#### Exercise directions:
Could you copy out every line of the listing below word for word, with all its text and numbers intact? Leave the pictures out.
* START *
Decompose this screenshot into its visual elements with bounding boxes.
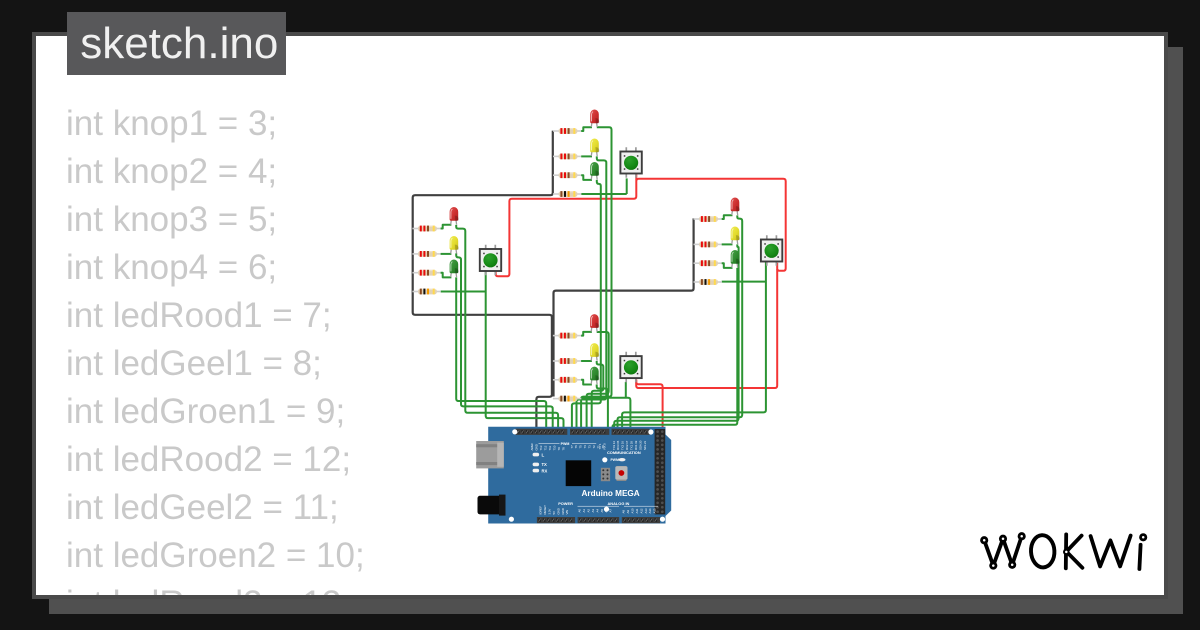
svg-text:T7: T7	[570, 445, 574, 449]
svg-text:TX3 14: TX3 14	[612, 441, 616, 450]
wire 5V left button to top button to right button	[496, 179, 786, 277]
resistor R3-right 220ohm	[694, 260, 722, 266]
svg-text:A11: A11	[635, 508, 639, 513]
yellow LED right	[731, 227, 740, 245]
wire top yellow-LED to pin	[577, 156, 607, 431]
wire top button pin	[626, 178, 628, 194]
svg-text:A9: A9	[626, 510, 630, 514]
LED indicators	[533, 453, 540, 457]
pushbutton left	[480, 245, 501, 276]
svg-text:RX: RX	[542, 468, 548, 473]
USB connector	[476, 441, 504, 468]
svg-text:GND: GND	[556, 507, 560, 514]
svg-text:T2: T2	[592, 445, 596, 449]
wire bottom yellow-LED to pin	[592, 361, 604, 431]
yellow LED bottom	[590, 343, 599, 361]
resistor R2-bottom 220ohm	[553, 358, 581, 364]
svg-text:IOREF: IOREF	[539, 506, 543, 515]
resistor R4-right 10k	[694, 279, 722, 285]
svg-text:AREF: AREF	[530, 443, 534, 451]
resistor R4-bottom 10k	[553, 396, 581, 402]
wire bottom green-LED to pin	[597, 385, 608, 432]
svg-text:PWM: PWM	[611, 458, 619, 462]
wire right green-LED to pin	[612, 268, 737, 431]
red LED left	[450, 207, 459, 225]
wire GND bus top/left groups to Arduino GND	[413, 131, 553, 431]
wire left red-LED to pin 7	[456, 225, 558, 431]
wire 5V bottom button to Arduino 5V pin	[636, 380, 662, 431]
svg-text:A13: A13	[644, 508, 648, 513]
wire bottom button pin	[625, 382, 627, 398]
svg-text:A1: A1	[582, 509, 586, 513]
svg-text:T4: T4	[583, 445, 587, 449]
wire right R2 to yellow LED	[722, 243, 733, 245]
wire bottom R2 to yellow LED	[581, 360, 592, 362]
svg-text:A15: A15	[653, 508, 657, 513]
wire left yellow-LED to pin 8	[456, 253, 553, 431]
wire top R2 to yellow LED	[581, 155, 592, 157]
wire top R1 to red LED	[581, 127, 592, 131]
wire left R3 to green LED	[441, 273, 452, 278]
red LED bottom	[590, 314, 599, 332]
svg-text:T3: T3	[588, 445, 592, 449]
resistor R2-left 220ohm	[412, 251, 440, 257]
power jack	[478, 496, 506, 515]
ICSP header	[601, 468, 610, 481]
wire bottom red-LED to pin	[587, 332, 609, 431]
green LED top	[590, 162, 599, 180]
resistor R1-right 220ohm	[694, 216, 722, 222]
svg-text:RX 0: RX 0	[602, 443, 606, 450]
svg-text:5V: 5V	[552, 511, 556, 515]
svg-text:A8: A8	[622, 510, 626, 514]
svg-text:A14: A14	[648, 508, 652, 513]
pushbutton bottom	[620, 352, 641, 383]
green LED right	[731, 250, 740, 268]
svg-text:Arduino MEGA: Arduino MEGA	[582, 489, 640, 498]
svg-text:SDA 20: SDA 20	[639, 440, 643, 450]
resistor R4-left 10k	[412, 289, 440, 295]
wire 5V right button down to bottom button	[636, 269, 777, 388]
svg-text:TX2 16: TX2 16	[621, 441, 625, 450]
svg-text:T11: T11	[548, 446, 552, 451]
Arduino MEGA board	[476, 427, 671, 524]
wire bottom R1 to red LED	[581, 332, 592, 336]
resistor R4-top 10k	[553, 191, 581, 197]
svg-text:T8: T8	[561, 447, 565, 451]
resistor R3-left 220ohm	[412, 270, 440, 276]
wire top R3 to green LED	[581, 175, 592, 180]
yellow LED left	[450, 236, 459, 254]
svg-text:VIN: VIN	[565, 510, 569, 515]
wire left R4 to button	[441, 291, 486, 293]
svg-text:A10: A10	[630, 508, 634, 513]
resistor R1-bottom 220ohm	[553, 333, 581, 339]
green LED bottom	[590, 367, 599, 385]
wire top red-LED to pin	[581, 127, 611, 431]
svg-text:T13: T13	[539, 445, 543, 450]
resistor R1-left 220ohm	[412, 226, 440, 232]
wire GND bus right group to bottom group	[554, 218, 694, 396]
resistor R3-bottom 220ohm	[553, 377, 581, 383]
svg-text:A3: A3	[591, 509, 595, 513]
wire right red-LED to pin	[618, 215, 743, 431]
svg-text:SCL 21: SCL 21	[643, 441, 647, 450]
resistor R2-right 220ohm	[694, 242, 722, 248]
green LED left	[450, 259, 459, 277]
svg-text:A2: A2	[586, 509, 590, 513]
svg-text:T10: T10	[553, 445, 557, 450]
svg-text:RX3 15: RX3 15	[616, 440, 620, 450]
svg-text:TX 1: TX 1	[598, 443, 602, 449]
resistor R1-top 220ohm	[553, 128, 581, 134]
pushbutton right	[761, 235, 782, 266]
svg-text:RX1 19: RX1 19	[634, 440, 638, 450]
wire top R4 to button	[581, 193, 627, 195]
svg-text:GND: GND	[535, 443, 539, 450]
svg-text:POWER: POWER	[558, 501, 573, 506]
wire right R4 to button	[722, 281, 766, 283]
code text	[66, 100, 365, 628]
wire left button to pin	[486, 271, 564, 431]
svg-text:L: L	[542, 452, 545, 457]
red LED right	[731, 198, 740, 216]
wire bottom R3 to green LED	[581, 380, 592, 385]
svg-text:TX1 18: TX1 18	[630, 441, 634, 450]
svg-text:T12: T12	[544, 445, 548, 450]
svg-text:TX: TX	[542, 462, 548, 467]
svg-text:T5: T5	[579, 445, 583, 449]
svg-text:A5: A5	[600, 509, 604, 513]
resistor R2-top 220ohm	[553, 154, 581, 160]
wire 5V top button pin	[635, 174, 637, 180]
wire right yellow-LED to pin	[614, 244, 738, 431]
wire right button to pin	[622, 261, 766, 431]
svg-text:3.3V: 3.3V	[547, 509, 551, 515]
wire right R3 to green LED	[722, 263, 733, 268]
mounting holes	[512, 429, 517, 434]
svg-text:ANALOG IN: ANALOG IN	[608, 501, 630, 506]
microcontroller IC	[566, 460, 592, 486]
reset button	[617, 467, 627, 480]
wire left green-LED to pin 9	[456, 277, 546, 431]
svg-text:A4: A4	[595, 509, 599, 513]
yellow LED top	[590, 138, 599, 156]
wire left R2 to yellow LED	[441, 253, 452, 255]
svg-text:A7: A7	[609, 509, 613, 513]
svg-text:GND: GND	[561, 507, 565, 514]
svg-text:A6: A6	[604, 509, 608, 513]
svg-text:A12: A12	[639, 508, 643, 513]
headers	[516, 429, 568, 435]
resistor R3-top 220ohm	[553, 172, 581, 178]
svg-text:T6: T6	[574, 445, 578, 449]
wire left R1 to red LED	[441, 225, 452, 229]
wire bottom R4 to button to pin	[581, 398, 630, 431]
pushbutton top	[620, 147, 641, 178]
svg-text:RX2 17: RX2 17	[625, 440, 629, 450]
svg-text:A0: A0	[578, 509, 582, 513]
svg-text:PWM: PWM	[561, 442, 570, 446]
wire top green-LED to pin	[572, 180, 601, 431]
red LED top	[590, 110, 599, 128]
sketch.ino tab	[67, 12, 286, 75]
wire right R1 to red LED	[722, 215, 733, 219]
svg-text:RESET: RESET	[543, 505, 547, 515]
WOKWI logo	[980, 532, 1147, 569]
svg-text:T9: T9	[557, 447, 561, 451]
* END *
#### Answer for the task:
Decompose this screenshot into its visual elements with bounding boxes.
svg-text:T7: T7	[570, 445, 574, 449]
svg-text:TX3 14: TX3 14	[612, 441, 616, 450]
wire 5V left button to top button to right button	[496, 179, 786, 277]
resistor R3-right 220ohm	[694, 260, 722, 266]
svg-text:A11: A11	[635, 508, 639, 513]
yellow LED right	[731, 227, 740, 245]
wire top yellow-LED to pin	[577, 156, 607, 431]
wire top button pin	[626, 178, 628, 194]
svg-text:A9: A9	[626, 510, 630, 514]
LED indicators	[533, 453, 540, 457]
pushbutton left	[480, 245, 501, 276]
svg-text:RX: RX	[542, 468, 548, 473]
USB connector	[476, 441, 504, 468]
svg-text:GND: GND	[556, 507, 560, 514]
svg-text:T2: T2	[592, 445, 596, 449]
wire bottom yellow-LED to pin	[592, 361, 604, 431]
yellow LED bottom	[590, 343, 599, 361]
resistor R2-bottom 220ohm	[553, 358, 581, 364]
svg-text:IOREF: IOREF	[539, 506, 543, 515]
resistor R4-right 10k	[694, 279, 722, 285]
svg-text:AREF: AREF	[530, 443, 534, 451]
resistor R4-bottom 10k	[553, 396, 581, 402]
wire bottom green-LED to pin	[597, 385, 608, 432]
svg-text:PWM: PWM	[611, 458, 619, 462]
wire right green-LED to pin	[612, 268, 737, 431]
red LED left	[450, 207, 459, 225]
wire GND bus top/left groups to Arduino GND	[413, 131, 553, 431]
wire left red-LED to pin 7	[456, 225, 558, 431]
wire 5V bottom button to Arduino 5V pin	[636, 380, 662, 431]
svg-text:A13: A13	[644, 508, 648, 513]
wire bottom button pin	[625, 382, 627, 398]
svg-text:A1: A1	[582, 509, 586, 513]
svg-text:T4: T4	[583, 445, 587, 449]
wire right R2 to yellow LED	[722, 243, 733, 245]
wire bottom R2 to yellow LED	[581, 360, 592, 362]
svg-text:A15: A15	[653, 508, 657, 513]
wire left yellow-LED to pin 8	[456, 253, 553, 431]
wire top R2 to yellow LED	[581, 155, 592, 157]
wire top R1 to red LED	[581, 127, 592, 131]
wire left R3 to green LED	[441, 273, 452, 278]
red LED bottom	[590, 314, 599, 332]
svg-text:T3: T3	[588, 445, 592, 449]
resistor R2-left 220ohm	[412, 251, 440, 257]
power jack	[478, 496, 506, 515]
ICSP header	[601, 468, 610, 481]
wire bottom red-LED to pin	[587, 332, 609, 431]
green LED top	[590, 162, 599, 180]
resistor R1-right 220ohm	[694, 216, 722, 222]
svg-text:RX 0: RX 0	[602, 443, 606, 450]
svg-text:5V: 5V	[552, 511, 556, 515]
svg-text:A8: A8	[622, 510, 626, 514]
svg-text:A14: A14	[648, 508, 652, 513]
pushbutton bottom	[620, 352, 641, 383]
green LED right	[731, 250, 740, 268]
svg-text:Arduino MEGA: Arduino MEGA	[582, 489, 640, 498]
svg-text:SDA 20: SDA 20	[639, 440, 643, 450]
resistor R4-left 10k	[412, 289, 440, 295]
wire 5V right button down to bottom button	[636, 269, 777, 388]
svg-text:TX2 16: TX2 16	[621, 441, 625, 450]
svg-text:T11: T11	[548, 446, 552, 451]
Arduino MEGA board	[476, 427, 671, 524]
wire bottom R1 to red LED	[581, 332, 592, 336]
resistor R4-top 10k	[553, 191, 581, 197]
svg-text:T8: T8	[561, 447, 565, 451]
resistor R3-left 220ohm	[412, 270, 440, 276]
wire top R3 to green LED	[581, 175, 592, 180]
yellow LED left	[450, 236, 459, 254]
svg-text:VIN: VIN	[565, 510, 569, 515]
wire left R4 to button	[441, 291, 486, 293]
svg-text:A10: A10	[630, 508, 634, 513]
resistor R1-bottom 220ohm	[553, 333, 581, 339]
green LED bottom	[590, 367, 599, 385]
wire top red-LED to pin	[581, 127, 611, 431]
svg-text:T13: T13	[539, 445, 543, 450]
resistor R1-left 220ohm	[412, 226, 440, 232]
wire GND bus right group to bottom group	[554, 218, 694, 396]
resistor R3-bottom 220ohm	[553, 377, 581, 383]
svg-text:A3: A3	[591, 509, 595, 513]
wire right red-LED to pin	[618, 215, 743, 431]
svg-text:SCL 21: SCL 21	[643, 441, 647, 450]
resistor R2-right 220ohm	[694, 242, 722, 248]
green LED left	[450, 259, 459, 277]
svg-text:A2: A2	[586, 509, 590, 513]
svg-text:T10: T10	[553, 445, 557, 450]
svg-text:RX3 15: RX3 15	[616, 440, 620, 450]
svg-text:TX 1: TX 1	[598, 443, 602, 449]
resistor R1-top 220ohm	[553, 128, 581, 134]
pushbutton right	[761, 235, 782, 266]
svg-text:RX1 19: RX1 19	[634, 440, 638, 450]
wire top R4 to button	[581, 193, 627, 195]
svg-text:GND: GND	[535, 443, 539, 450]
svg-text:POWER: POWER	[558, 501, 573, 506]
wire right R4 to button	[722, 281, 766, 283]
code text	[66, 100, 365, 628]
wire left button to pin	[486, 271, 564, 431]
svg-text:L: L	[542, 452, 545, 457]
red LED right	[731, 198, 740, 216]
wire bottom R3 to green LED	[581, 380, 592, 385]
svg-text:TX1 18: TX1 18	[630, 441, 634, 450]
svg-text:T12: T12	[544, 445, 548, 450]
svg-text:TX: TX	[542, 462, 548, 467]
svg-text:T5: T5	[579, 445, 583, 449]
svg-text:A5: A5	[600, 509, 604, 513]
resistor R2-top 220ohm	[553, 154, 581, 160]
wire 5V top button pin	[635, 174, 637, 180]
wire right yellow-LED to pin	[614, 244, 738, 431]
wire right button to pin	[622, 261, 766, 431]
svg-text:3.3V: 3.3V	[547, 509, 551, 515]
wire right R3 to green LED	[722, 263, 733, 268]
mounting holes	[512, 429, 517, 434]
svg-text:ANALOG IN: ANALOG IN	[608, 501, 630, 506]
microcontroller IC	[566, 460, 592, 486]
reset button	[617, 467, 627, 480]
wire left green-LED to pin 9	[456, 277, 546, 431]
svg-text:A4: A4	[595, 509, 599, 513]
yellow LED top	[590, 138, 599, 156]
wire left R2 to yellow LED	[441, 253, 452, 255]
svg-text:A7: A7	[609, 509, 613, 513]
svg-text:GND: GND	[561, 507, 565, 514]
svg-text:A6: A6	[604, 509, 608, 513]
svg-text:A12: A12	[639, 508, 643, 513]
headers	[516, 429, 568, 435]
resistor R3-top 220ohm	[553, 172, 581, 178]
svg-text:T6: T6	[574, 445, 578, 449]
wire left R1 to red LED	[441, 225, 452, 229]
wire bottom R4 to button to pin	[581, 398, 630, 431]
pushbutton top	[620, 147, 641, 178]
svg-text:RX2 17: RX2 17	[625, 440, 629, 450]
svg-text:A0: A0	[578, 509, 582, 513]
svg-text:PWM: PWM	[561, 442, 570, 446]
wire top green-LED to pin	[572, 180, 601, 431]
red LED top	[590, 110, 599, 128]
sketch.ino tab	[67, 12, 286, 75]
wire right R1 to red LED	[722, 215, 733, 219]
svg-text:RESET: RESET	[543, 505, 547, 515]
WOKWI logo	[980, 532, 1147, 569]
svg-text:T9: T9	[557, 447, 561, 451]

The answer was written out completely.